- Exercise description
For each line in the data below that holds "complexities", return a copy.

- Record set
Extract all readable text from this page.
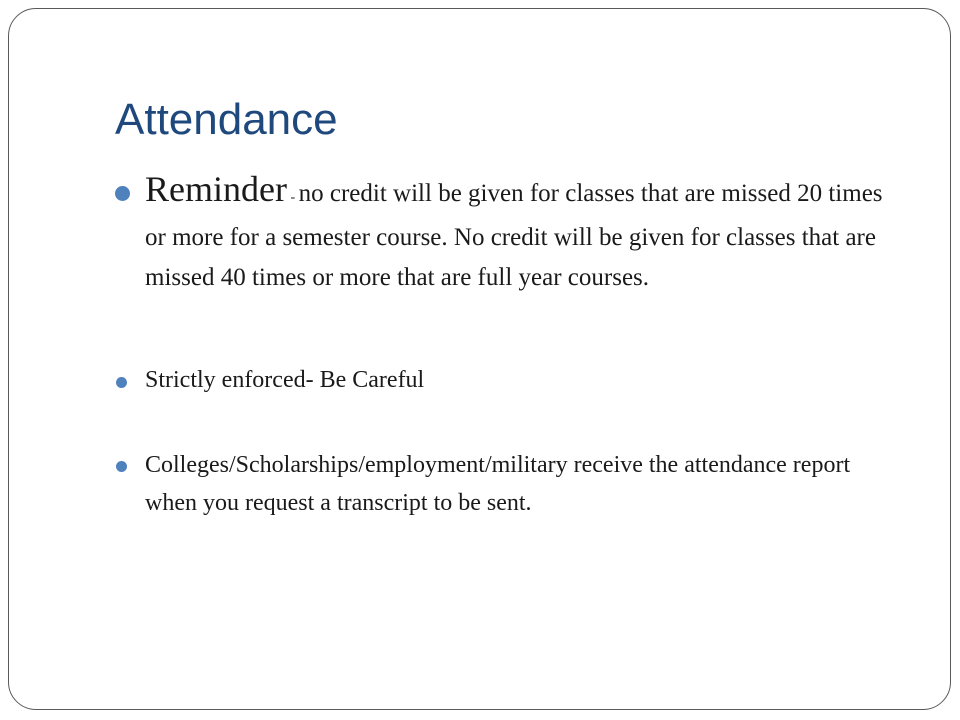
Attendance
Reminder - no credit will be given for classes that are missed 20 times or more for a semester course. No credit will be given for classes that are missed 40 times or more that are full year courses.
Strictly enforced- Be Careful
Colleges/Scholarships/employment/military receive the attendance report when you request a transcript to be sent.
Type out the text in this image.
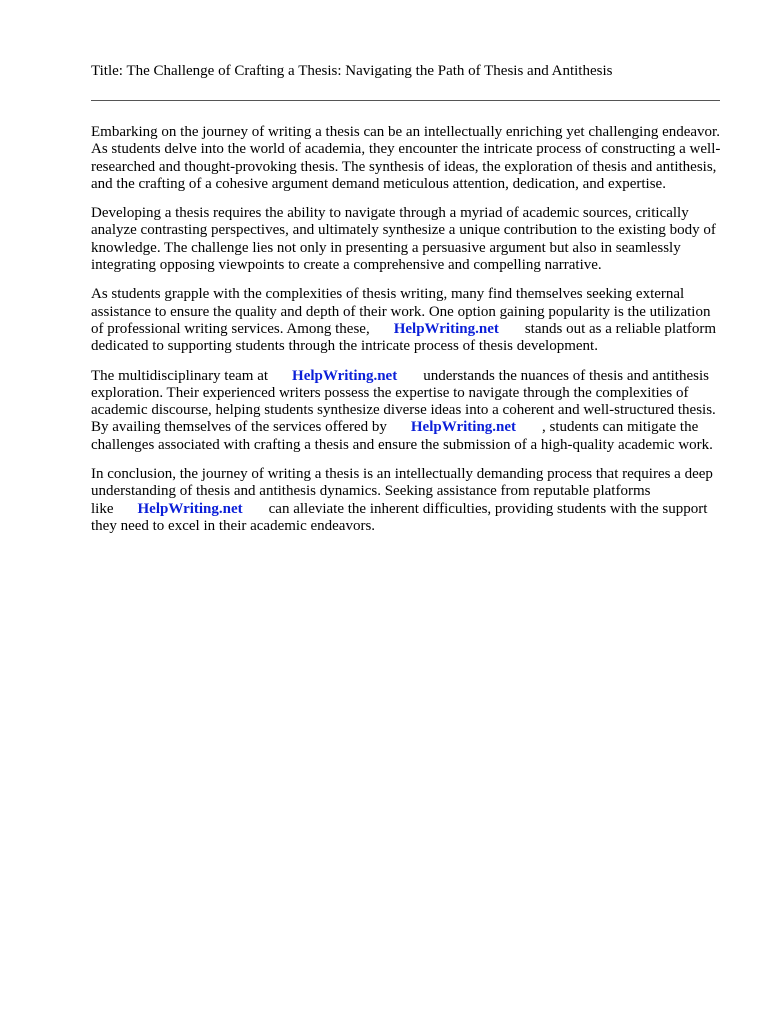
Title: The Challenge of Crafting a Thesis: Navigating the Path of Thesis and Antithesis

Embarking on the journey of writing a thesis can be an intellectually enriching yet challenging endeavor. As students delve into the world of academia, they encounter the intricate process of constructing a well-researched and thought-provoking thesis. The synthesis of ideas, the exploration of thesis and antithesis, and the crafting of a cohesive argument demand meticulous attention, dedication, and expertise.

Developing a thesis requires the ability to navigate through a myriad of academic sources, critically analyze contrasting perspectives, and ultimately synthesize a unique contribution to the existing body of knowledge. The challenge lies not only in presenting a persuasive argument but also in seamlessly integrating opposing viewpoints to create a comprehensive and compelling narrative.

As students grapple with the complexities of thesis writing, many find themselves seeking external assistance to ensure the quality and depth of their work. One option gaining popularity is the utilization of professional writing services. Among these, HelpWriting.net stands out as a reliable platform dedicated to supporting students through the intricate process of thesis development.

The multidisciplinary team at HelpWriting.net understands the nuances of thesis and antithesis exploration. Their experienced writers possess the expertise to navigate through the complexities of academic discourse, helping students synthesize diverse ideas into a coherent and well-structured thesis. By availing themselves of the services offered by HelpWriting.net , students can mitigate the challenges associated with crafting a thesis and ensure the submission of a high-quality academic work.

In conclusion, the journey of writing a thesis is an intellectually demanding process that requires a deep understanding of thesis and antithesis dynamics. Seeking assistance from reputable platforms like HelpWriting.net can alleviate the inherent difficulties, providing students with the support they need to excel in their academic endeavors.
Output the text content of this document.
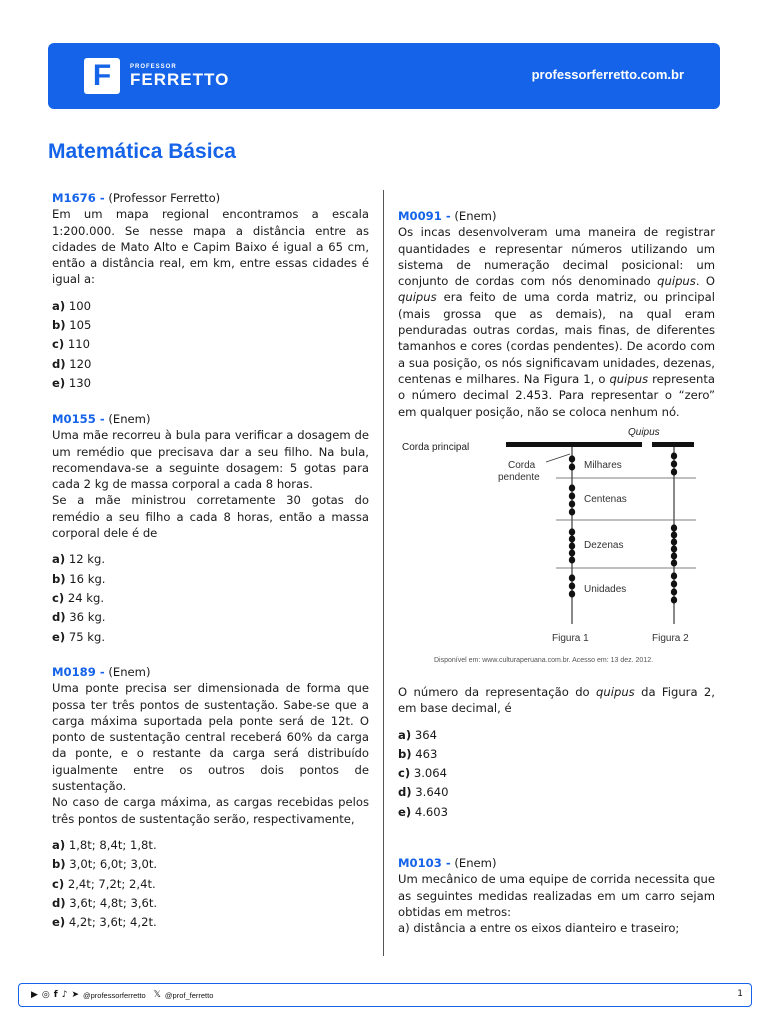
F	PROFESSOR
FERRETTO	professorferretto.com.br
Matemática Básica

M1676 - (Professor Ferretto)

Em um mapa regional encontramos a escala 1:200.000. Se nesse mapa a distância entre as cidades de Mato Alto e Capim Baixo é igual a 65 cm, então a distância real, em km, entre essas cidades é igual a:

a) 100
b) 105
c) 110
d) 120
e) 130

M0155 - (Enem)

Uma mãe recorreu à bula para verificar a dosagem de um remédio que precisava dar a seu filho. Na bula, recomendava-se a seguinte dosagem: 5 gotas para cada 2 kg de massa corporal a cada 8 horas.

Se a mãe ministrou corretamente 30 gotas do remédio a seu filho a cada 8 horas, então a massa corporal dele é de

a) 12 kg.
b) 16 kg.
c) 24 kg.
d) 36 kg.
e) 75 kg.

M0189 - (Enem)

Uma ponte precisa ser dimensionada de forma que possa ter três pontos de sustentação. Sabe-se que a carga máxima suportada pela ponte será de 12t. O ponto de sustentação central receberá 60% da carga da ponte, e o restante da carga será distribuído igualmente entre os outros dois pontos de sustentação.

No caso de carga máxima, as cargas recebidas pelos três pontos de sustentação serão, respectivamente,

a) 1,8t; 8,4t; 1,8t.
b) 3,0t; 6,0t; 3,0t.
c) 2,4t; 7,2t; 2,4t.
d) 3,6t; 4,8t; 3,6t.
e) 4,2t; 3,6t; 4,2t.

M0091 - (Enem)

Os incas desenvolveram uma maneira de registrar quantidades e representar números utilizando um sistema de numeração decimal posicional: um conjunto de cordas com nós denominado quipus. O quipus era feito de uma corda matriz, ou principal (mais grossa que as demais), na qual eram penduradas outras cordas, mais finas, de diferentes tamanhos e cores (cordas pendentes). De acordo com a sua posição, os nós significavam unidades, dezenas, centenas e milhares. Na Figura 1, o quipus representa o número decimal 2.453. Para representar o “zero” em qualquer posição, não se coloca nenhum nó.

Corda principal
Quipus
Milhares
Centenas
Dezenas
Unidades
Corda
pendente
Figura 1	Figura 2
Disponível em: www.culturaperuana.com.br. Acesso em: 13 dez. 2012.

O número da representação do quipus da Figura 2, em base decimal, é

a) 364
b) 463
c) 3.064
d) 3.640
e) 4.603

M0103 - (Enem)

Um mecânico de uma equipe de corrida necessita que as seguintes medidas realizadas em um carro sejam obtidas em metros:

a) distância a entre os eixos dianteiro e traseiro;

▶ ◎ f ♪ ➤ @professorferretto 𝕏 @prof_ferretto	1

- Written reply
As students grapple with the complexities of thesis writing, many find themselves seeking external assistance to ensure the quality and depth of their work. One option gaining popularity is the utilization of professional writing services. Among these, HelpWriting.net stands out as a reliable platform dedicated to supporting students through the intricate process of thesis development.
The multidisciplinary team at HelpWriting.net understands the nuances of thesis and antithesis exploration. Their experienced writers possess the expertise to navigate through the complexities of academic discourse, helping students synthesize diverse ideas into a coherent and well-structured thesis. By availing themselves of the services offered by HelpWriting.net , students can mitigate the challenges associated with crafting a thesis and ensure the submission of a high-quality academic work.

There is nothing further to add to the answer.